Data entries

┌──

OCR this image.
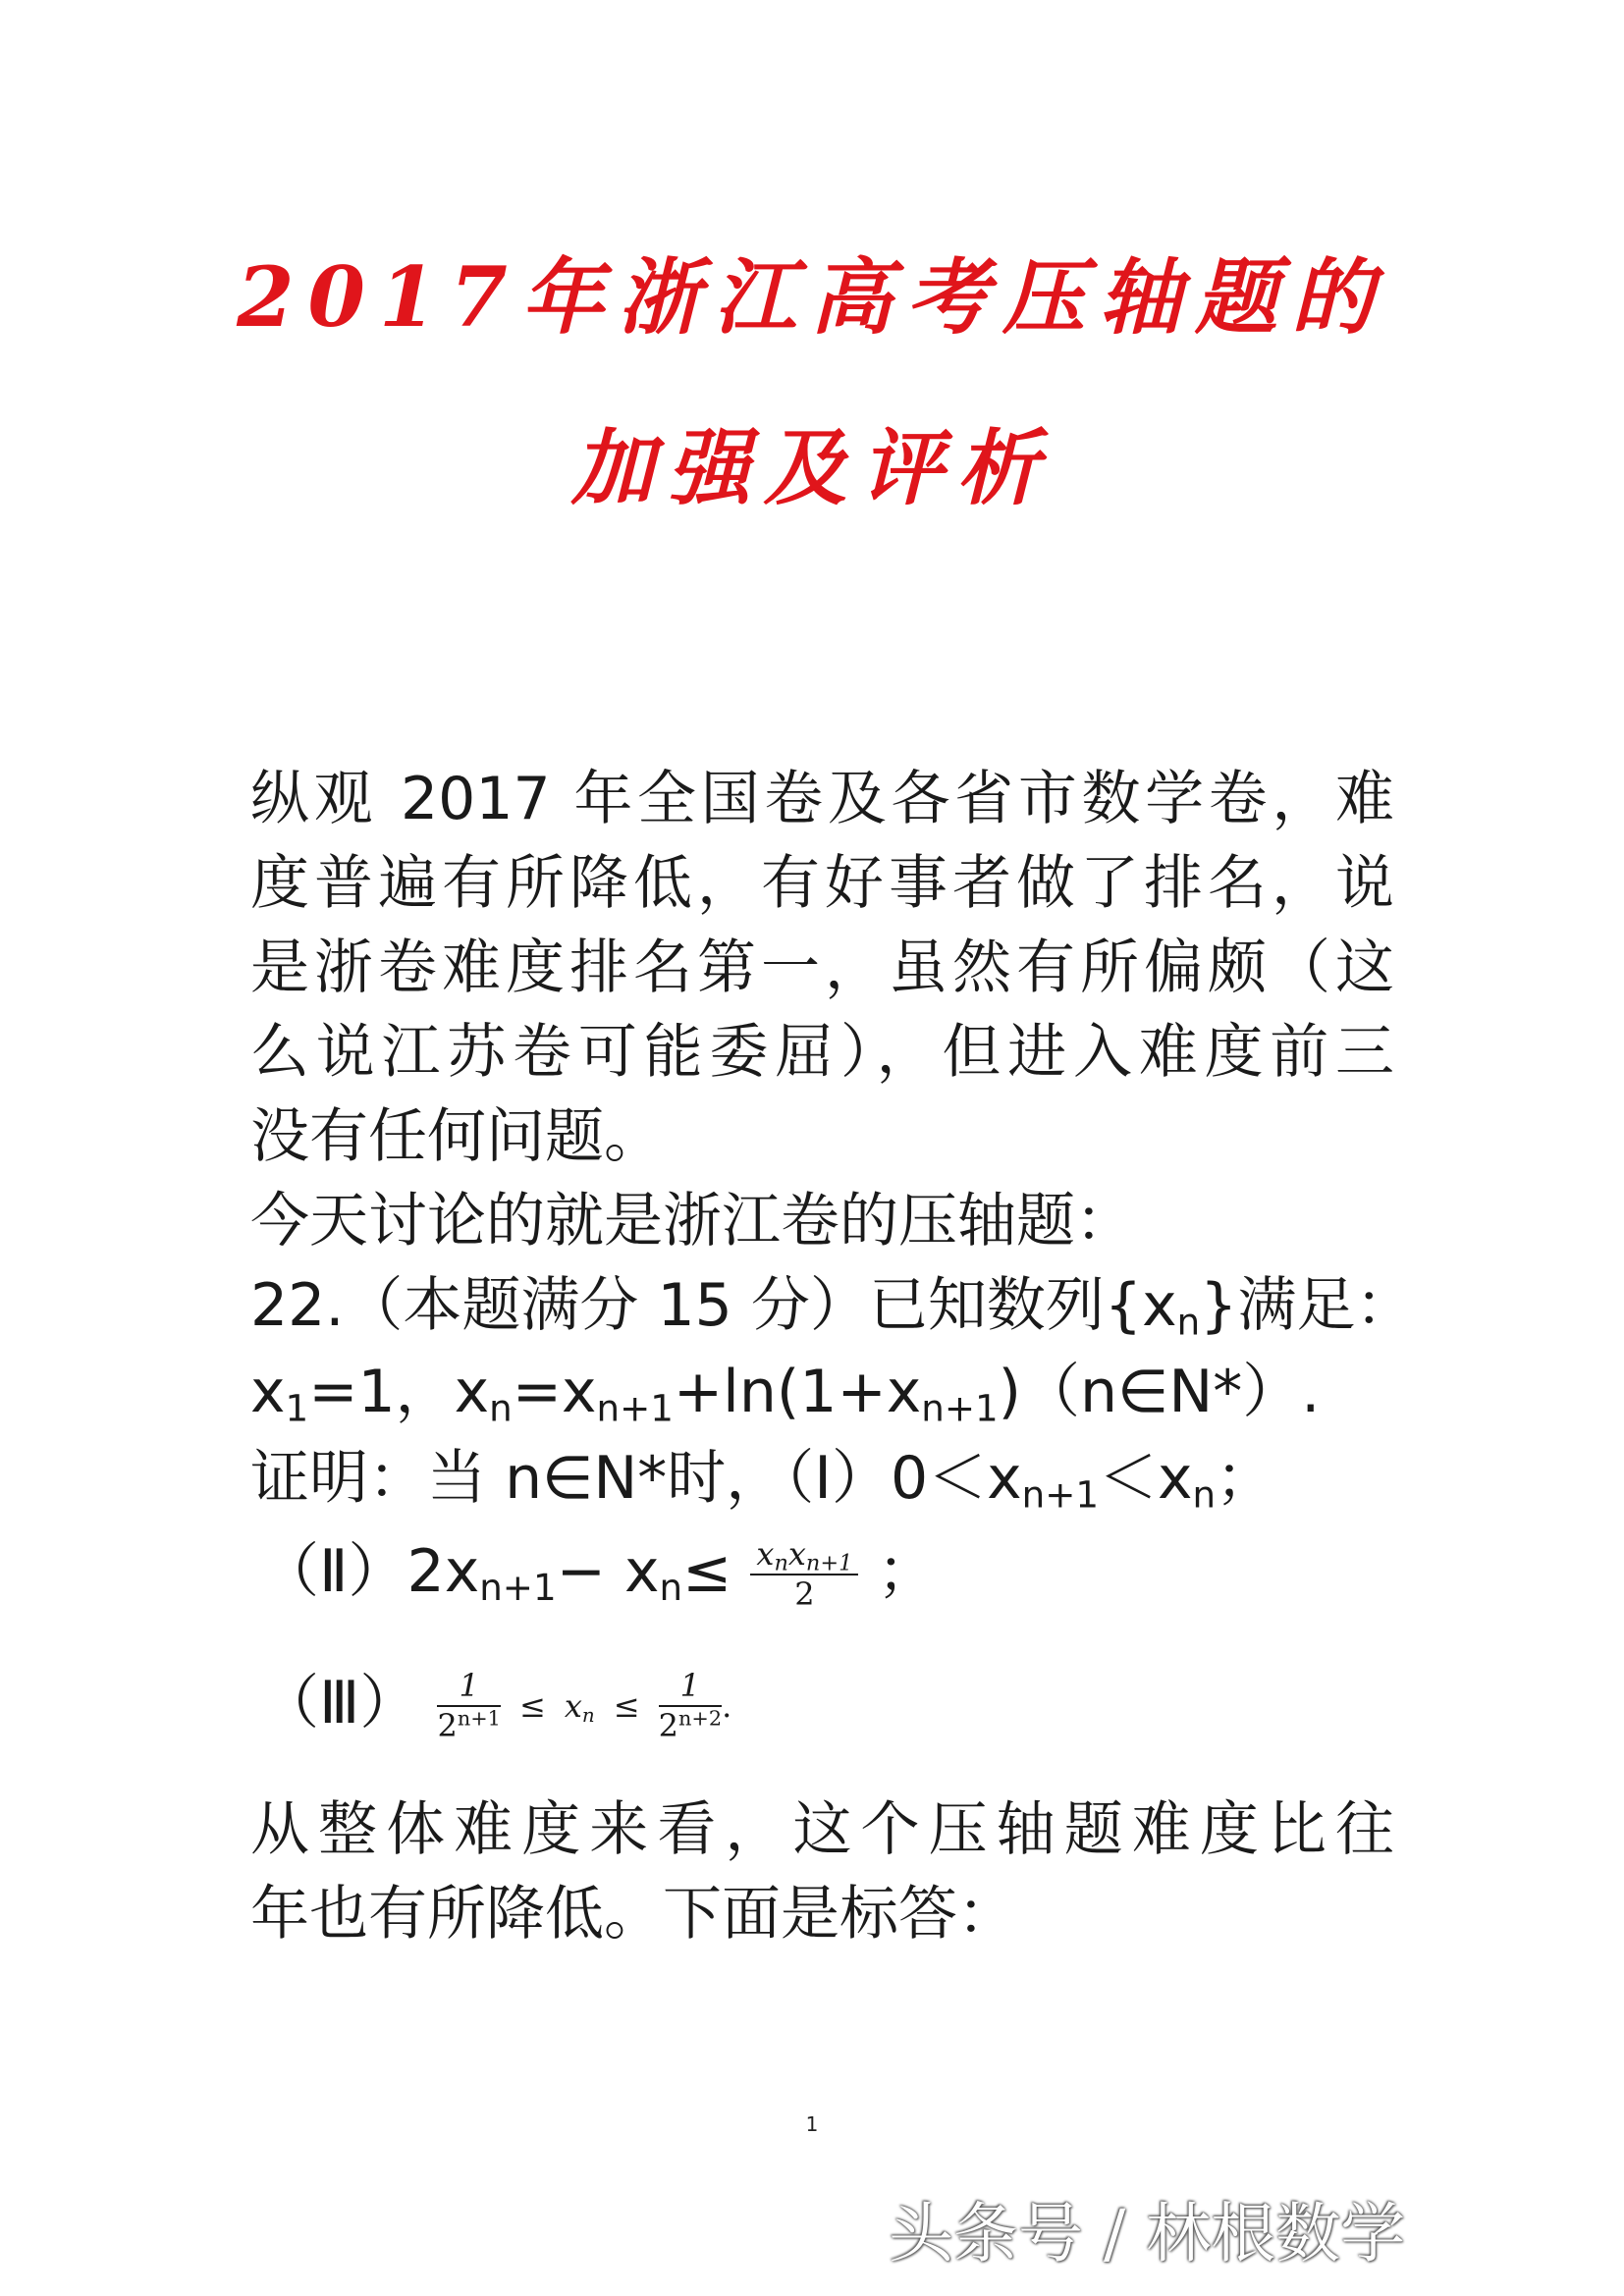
2017年浙江高考压轴题的
加强及评析
纵观 2017 年全国卷及各省市数学卷，难
度普遍有所降低，有好事者做了排名，说
是浙卷难度排名第一，虽然有所偏颇（这
么说江苏卷可能委屈），但进入难度前三
没有任何问题。
今天讨论的就是浙江卷的压轴题：
22.（本题满分 15 分）已知数列$\{x_n\}$满足：
$x_1=1$，$x_n=x_{n+1}+\ln(1+x_{n+1})(n\in N*)$.
证明：当 n∈N*时，$(Ⅰ)0<x_{n+1}<x_n$；
$(Ⅱ)2x_{n+1}- x_n\le \frac{x_nx_{n+1}}{2}$ ；
（Ⅲ） $\frac{1}{2^{n+1}} \le x_n \le \frac{1}{2^{n+2}}$ .
从整体难度来看，这个压轴题难度比往
年也有所降低。下面是标答：
1
头条号 / 林根数学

└──

Write out the records above exactly as they appear, leaving out any pictures.

Correct answer
OCR this image.
2017年浙江高考压轴题的
加强及评析
纵观 2017 年全国卷及各省市数学卷，难
度普遍有所降低，有好事者做了排名，说
是浙卷难度排名第一，虽然有所偏颇（这
么说江苏卷可能委屈），但进入难度前三
没有任何问题。
今天讨论的就是浙江卷的压轴题：
22.（本题满分 15 分）已知数列$\{x_n\}$满足：
$x_1=1$，$x_n=x_{n+1}+\ln(1+x_{n+1})(n\in N*)$.
证明：当 n∈N*时，$(Ⅰ)0<x_{n+1}<x_n$；
$(Ⅱ)2x_{n+1}- x_n\le \frac{x_nx_{n+1}}{2}$ ；
（Ⅲ） $\frac{1}{2^{n+1}} \le x_n \le \frac{1}{2^{n+2}}$ .
从整体难度来看，这个压轴题难度比往
年也有所降低。下面是标答：
1
头条号 / 林根数学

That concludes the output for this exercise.